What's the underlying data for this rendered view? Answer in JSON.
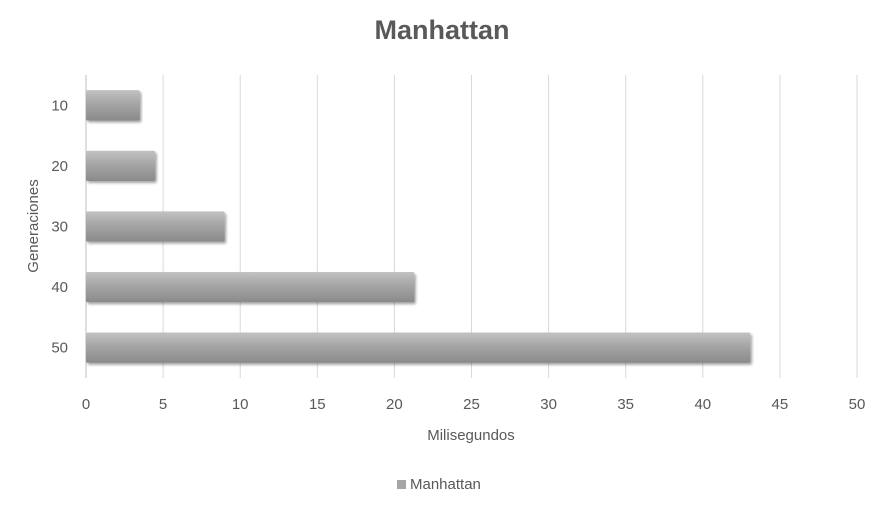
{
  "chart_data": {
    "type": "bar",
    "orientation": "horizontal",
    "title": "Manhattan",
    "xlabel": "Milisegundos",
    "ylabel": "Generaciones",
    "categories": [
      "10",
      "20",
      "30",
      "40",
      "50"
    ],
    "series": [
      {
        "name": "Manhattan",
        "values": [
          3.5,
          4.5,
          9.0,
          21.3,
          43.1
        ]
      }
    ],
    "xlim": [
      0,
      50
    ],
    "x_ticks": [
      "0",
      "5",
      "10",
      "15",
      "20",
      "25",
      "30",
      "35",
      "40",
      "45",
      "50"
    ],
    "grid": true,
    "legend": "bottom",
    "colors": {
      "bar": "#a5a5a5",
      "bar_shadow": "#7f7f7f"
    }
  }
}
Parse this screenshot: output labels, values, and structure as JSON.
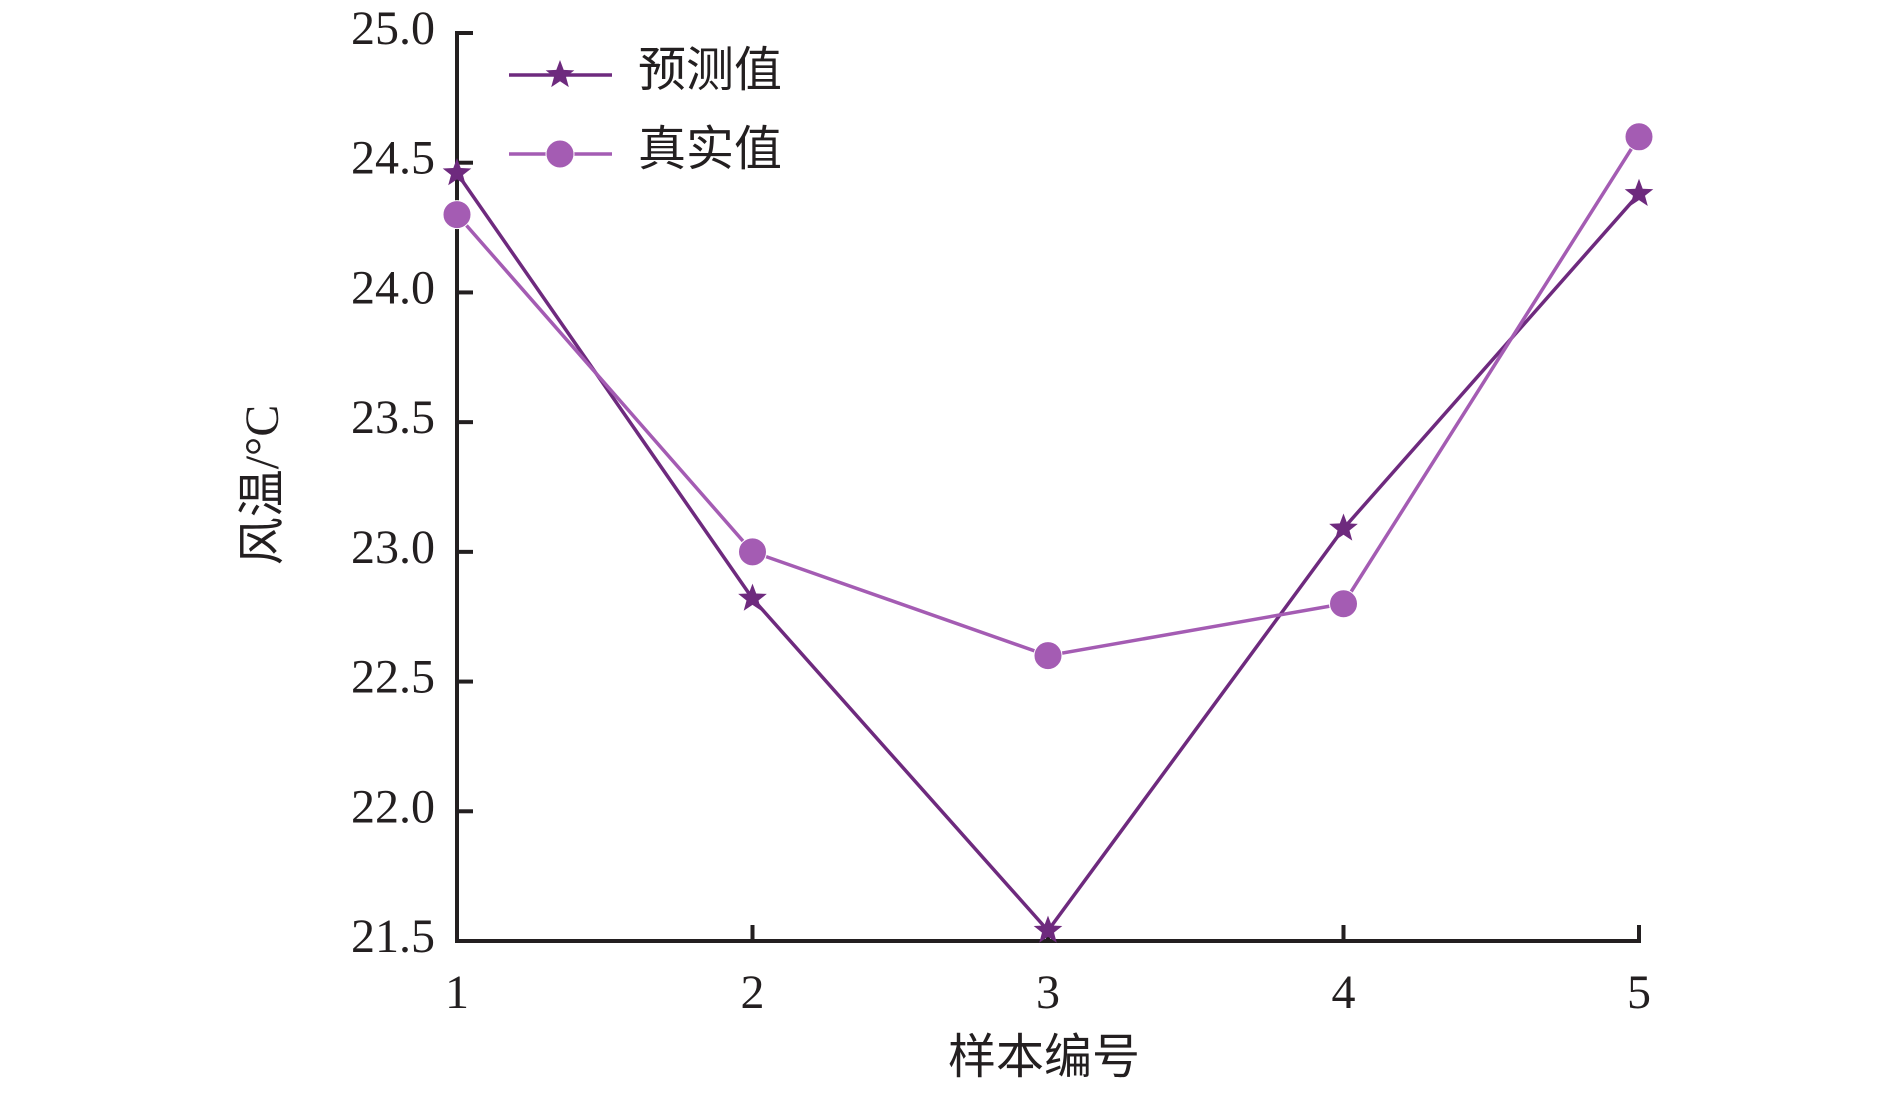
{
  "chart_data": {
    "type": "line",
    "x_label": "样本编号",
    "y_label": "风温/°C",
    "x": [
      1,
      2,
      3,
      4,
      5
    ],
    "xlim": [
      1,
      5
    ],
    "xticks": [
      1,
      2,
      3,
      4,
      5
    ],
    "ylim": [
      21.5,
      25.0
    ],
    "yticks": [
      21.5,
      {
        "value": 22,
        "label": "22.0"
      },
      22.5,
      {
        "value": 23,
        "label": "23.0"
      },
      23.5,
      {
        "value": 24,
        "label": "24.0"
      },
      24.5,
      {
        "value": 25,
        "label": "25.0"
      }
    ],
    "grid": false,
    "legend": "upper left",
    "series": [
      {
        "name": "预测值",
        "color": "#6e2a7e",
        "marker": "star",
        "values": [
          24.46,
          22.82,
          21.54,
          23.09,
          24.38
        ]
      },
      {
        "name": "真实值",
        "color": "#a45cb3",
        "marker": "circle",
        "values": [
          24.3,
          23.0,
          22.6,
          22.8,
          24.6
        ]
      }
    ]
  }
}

§ §

SHORT EXERCISE: Each record above should come back exactly the same, only without its pictures.

ANSWER TO THIS EXERCISE:
What's the underlying data for this rendered view? Answer in JSON.
{
  "chart_data": {
    "type": "bar",
    "orientation": "horizontal",
    "title": "Manhattan",
    "xlabel": "Milisegundos",
    "ylabel": "Generaciones",
    "categories": [
      "10",
      "20",
      "30",
      "40",
      "50"
    ],
    "series": [
      {
        "name": "Manhattan",
        "values": [
          3.5,
          4.5,
          9.0,
          21.3,
          43.1
        ]
      }
    ],
    "xlim": [
      0,
      50
    ],
    "x_ticks": [
      "0",
      "5",
      "10",
      "15",
      "20",
      "25",
      "30",
      "35",
      "40",
      "45",
      "50"
    ],
    "grid": true,
    "legend": "bottom",
    "colors": {
      "bar": "#a5a5a5",
      "bar_shadow": "#7f7f7f"
    }
  }
}
Parse this screenshot: output labels, values, and structure as JSON.
{
  "chart_data": {
    "type": "line",
    "x_label": "样本编号",
    "y_label": "风温/°C",
    "x": [
      1,
      2,
      3,
      4,
      5
    ],
    "xlim": [
      1,
      5
    ],
    "xticks": [
      1,
      2,
      3,
      4,
      5
    ],
    "ylim": [
      21.5,
      25.0
    ],
    "yticks": [
      21.5,
      {
        "value": 22,
        "label": "22.0"
      },
      22.5,
      {
        "value": 23,
        "label": "23.0"
      },
      23.5,
      {
        "value": 24,
        "label": "24.0"
      },
      24.5,
      {
        "value": 25,
        "label": "25.0"
      }
    ],
    "grid": false,
    "legend": "upper left",
    "series": [
      {
        "name": "预测值",
        "color": "#6e2a7e",
        "marker": "star",
        "values": [
          24.46,
          22.82,
          21.54,
          23.09,
          24.38
        ]
      },
      {
        "name": "真实值",
        "color": "#a45cb3",
        "marker": "circle",
        "values": [
          24.3,
          23.0,
          22.6,
          22.8,
          24.6
        ]
      }
    ]
  }
}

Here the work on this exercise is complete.